* **Supplied data**:

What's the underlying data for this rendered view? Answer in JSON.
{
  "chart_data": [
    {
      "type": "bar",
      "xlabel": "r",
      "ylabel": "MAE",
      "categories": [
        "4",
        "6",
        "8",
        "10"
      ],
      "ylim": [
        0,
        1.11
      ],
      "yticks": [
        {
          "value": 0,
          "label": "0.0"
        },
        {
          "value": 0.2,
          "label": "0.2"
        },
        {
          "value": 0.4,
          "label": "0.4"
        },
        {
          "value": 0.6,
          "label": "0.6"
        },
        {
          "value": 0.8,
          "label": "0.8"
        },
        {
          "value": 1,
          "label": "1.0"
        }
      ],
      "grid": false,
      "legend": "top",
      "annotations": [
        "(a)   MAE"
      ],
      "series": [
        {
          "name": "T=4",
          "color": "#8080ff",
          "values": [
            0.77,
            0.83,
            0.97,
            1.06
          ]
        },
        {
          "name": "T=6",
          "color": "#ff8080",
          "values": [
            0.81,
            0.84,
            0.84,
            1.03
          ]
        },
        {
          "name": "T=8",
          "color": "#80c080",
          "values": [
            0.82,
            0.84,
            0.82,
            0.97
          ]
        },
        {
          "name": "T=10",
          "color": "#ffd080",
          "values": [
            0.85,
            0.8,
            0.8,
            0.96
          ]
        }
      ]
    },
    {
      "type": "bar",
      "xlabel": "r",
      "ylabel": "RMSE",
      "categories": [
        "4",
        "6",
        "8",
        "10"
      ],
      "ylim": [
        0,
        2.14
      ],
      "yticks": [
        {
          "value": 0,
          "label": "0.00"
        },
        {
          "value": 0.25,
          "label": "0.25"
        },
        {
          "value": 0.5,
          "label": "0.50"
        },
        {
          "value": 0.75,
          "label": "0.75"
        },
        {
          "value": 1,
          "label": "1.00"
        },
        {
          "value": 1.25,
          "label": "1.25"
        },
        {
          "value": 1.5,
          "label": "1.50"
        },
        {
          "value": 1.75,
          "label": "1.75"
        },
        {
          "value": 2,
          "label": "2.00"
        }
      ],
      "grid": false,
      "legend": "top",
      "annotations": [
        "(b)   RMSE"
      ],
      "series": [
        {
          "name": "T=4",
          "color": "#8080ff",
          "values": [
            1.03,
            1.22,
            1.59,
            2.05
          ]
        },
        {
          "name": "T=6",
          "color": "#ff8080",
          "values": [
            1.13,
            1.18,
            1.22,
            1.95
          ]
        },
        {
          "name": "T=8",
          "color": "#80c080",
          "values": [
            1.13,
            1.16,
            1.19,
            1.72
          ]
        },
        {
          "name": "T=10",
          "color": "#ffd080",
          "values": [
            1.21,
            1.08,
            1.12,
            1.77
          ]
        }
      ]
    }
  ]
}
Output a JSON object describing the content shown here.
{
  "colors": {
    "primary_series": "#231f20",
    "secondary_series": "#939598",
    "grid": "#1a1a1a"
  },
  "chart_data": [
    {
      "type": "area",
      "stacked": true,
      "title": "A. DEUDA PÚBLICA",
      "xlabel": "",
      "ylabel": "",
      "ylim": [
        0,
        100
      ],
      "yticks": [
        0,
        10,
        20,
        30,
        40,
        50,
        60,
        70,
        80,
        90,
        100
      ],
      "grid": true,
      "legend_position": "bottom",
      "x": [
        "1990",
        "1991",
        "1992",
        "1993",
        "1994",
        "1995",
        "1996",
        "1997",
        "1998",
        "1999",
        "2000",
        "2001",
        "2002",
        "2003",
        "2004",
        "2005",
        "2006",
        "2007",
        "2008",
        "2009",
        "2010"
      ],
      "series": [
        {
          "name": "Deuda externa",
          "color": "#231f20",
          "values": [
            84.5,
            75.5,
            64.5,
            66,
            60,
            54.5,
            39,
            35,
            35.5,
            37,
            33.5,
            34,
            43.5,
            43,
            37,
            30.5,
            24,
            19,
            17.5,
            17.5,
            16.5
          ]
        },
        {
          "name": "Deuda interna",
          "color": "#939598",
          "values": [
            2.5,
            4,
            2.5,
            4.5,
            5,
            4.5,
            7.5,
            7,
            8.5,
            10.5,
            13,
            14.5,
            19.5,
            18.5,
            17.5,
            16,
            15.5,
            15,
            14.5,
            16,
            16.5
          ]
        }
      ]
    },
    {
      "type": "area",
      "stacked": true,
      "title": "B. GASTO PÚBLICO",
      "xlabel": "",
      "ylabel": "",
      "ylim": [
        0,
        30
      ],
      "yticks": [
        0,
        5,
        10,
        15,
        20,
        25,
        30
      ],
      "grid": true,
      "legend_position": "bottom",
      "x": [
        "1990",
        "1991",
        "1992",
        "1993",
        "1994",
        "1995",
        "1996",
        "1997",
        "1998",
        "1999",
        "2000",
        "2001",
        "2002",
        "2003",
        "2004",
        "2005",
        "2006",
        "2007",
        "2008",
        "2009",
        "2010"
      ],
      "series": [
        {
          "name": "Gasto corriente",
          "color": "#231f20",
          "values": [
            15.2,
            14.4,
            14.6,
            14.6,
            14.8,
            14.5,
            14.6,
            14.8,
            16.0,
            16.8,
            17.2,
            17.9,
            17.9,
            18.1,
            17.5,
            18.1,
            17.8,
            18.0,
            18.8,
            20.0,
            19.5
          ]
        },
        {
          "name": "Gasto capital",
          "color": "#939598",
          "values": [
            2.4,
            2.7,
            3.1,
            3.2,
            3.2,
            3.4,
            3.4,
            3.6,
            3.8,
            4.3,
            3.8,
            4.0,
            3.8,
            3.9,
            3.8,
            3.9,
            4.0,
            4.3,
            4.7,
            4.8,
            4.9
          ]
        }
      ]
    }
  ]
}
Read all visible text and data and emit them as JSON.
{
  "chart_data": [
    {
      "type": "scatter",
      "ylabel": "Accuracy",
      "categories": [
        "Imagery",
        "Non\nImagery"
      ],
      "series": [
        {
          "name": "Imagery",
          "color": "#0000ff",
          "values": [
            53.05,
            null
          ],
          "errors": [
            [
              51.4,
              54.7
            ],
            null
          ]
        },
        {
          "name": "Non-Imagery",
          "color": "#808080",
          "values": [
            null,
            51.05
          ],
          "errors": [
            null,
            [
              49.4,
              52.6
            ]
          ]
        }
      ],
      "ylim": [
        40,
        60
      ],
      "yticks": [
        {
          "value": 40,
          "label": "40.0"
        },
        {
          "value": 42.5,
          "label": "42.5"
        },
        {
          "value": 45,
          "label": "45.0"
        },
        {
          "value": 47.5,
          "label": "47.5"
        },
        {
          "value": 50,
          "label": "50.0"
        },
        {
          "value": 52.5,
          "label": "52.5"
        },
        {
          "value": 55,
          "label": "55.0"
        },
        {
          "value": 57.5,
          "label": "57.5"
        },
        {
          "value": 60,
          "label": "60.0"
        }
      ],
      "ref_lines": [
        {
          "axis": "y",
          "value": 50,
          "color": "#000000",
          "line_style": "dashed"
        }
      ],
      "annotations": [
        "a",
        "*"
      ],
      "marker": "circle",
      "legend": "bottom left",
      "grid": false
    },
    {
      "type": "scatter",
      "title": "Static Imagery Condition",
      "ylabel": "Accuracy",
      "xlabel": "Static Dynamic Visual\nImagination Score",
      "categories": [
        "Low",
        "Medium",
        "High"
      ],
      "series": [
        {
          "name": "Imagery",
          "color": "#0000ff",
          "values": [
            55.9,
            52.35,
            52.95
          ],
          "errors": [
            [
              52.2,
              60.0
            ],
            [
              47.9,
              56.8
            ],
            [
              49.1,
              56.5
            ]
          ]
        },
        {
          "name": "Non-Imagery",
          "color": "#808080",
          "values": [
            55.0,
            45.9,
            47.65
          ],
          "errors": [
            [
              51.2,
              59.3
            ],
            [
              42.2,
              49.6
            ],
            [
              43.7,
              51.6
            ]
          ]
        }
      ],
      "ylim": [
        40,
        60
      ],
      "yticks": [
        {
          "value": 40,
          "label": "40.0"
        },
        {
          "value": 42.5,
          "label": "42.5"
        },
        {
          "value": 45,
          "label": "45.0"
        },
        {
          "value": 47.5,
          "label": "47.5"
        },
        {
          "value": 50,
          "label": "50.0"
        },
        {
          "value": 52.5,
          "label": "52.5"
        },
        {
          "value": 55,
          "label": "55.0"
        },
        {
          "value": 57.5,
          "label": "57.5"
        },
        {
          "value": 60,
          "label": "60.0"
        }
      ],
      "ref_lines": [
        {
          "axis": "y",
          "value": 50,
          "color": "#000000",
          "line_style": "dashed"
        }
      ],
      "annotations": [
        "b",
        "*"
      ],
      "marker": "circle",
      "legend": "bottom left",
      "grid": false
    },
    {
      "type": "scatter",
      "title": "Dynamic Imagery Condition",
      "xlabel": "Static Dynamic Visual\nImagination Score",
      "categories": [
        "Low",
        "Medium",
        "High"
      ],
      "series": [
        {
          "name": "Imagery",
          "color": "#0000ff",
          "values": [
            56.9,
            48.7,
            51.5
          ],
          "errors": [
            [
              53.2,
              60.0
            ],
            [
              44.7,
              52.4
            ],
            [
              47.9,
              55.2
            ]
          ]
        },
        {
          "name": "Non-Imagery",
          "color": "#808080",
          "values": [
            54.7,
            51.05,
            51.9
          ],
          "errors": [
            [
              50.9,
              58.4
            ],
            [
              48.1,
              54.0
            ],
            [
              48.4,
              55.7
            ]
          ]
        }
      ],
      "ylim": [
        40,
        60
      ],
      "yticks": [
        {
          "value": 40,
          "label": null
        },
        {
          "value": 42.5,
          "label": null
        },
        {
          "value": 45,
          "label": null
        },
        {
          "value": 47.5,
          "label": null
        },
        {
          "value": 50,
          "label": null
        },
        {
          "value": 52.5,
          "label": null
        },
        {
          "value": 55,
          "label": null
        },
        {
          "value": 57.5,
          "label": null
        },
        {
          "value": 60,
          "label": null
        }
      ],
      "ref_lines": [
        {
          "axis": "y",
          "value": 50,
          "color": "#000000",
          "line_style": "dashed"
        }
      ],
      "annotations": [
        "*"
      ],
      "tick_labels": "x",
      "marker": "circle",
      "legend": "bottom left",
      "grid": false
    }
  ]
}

* **What you are asked to do**: Find and copy each line above that includes the string "JSON".

* **Written reply**:
What's the underlying data for this rendered view? Answer in JSON.
Output a JSON object describing the content shown here.
Read all visible text and data and emit them as JSON.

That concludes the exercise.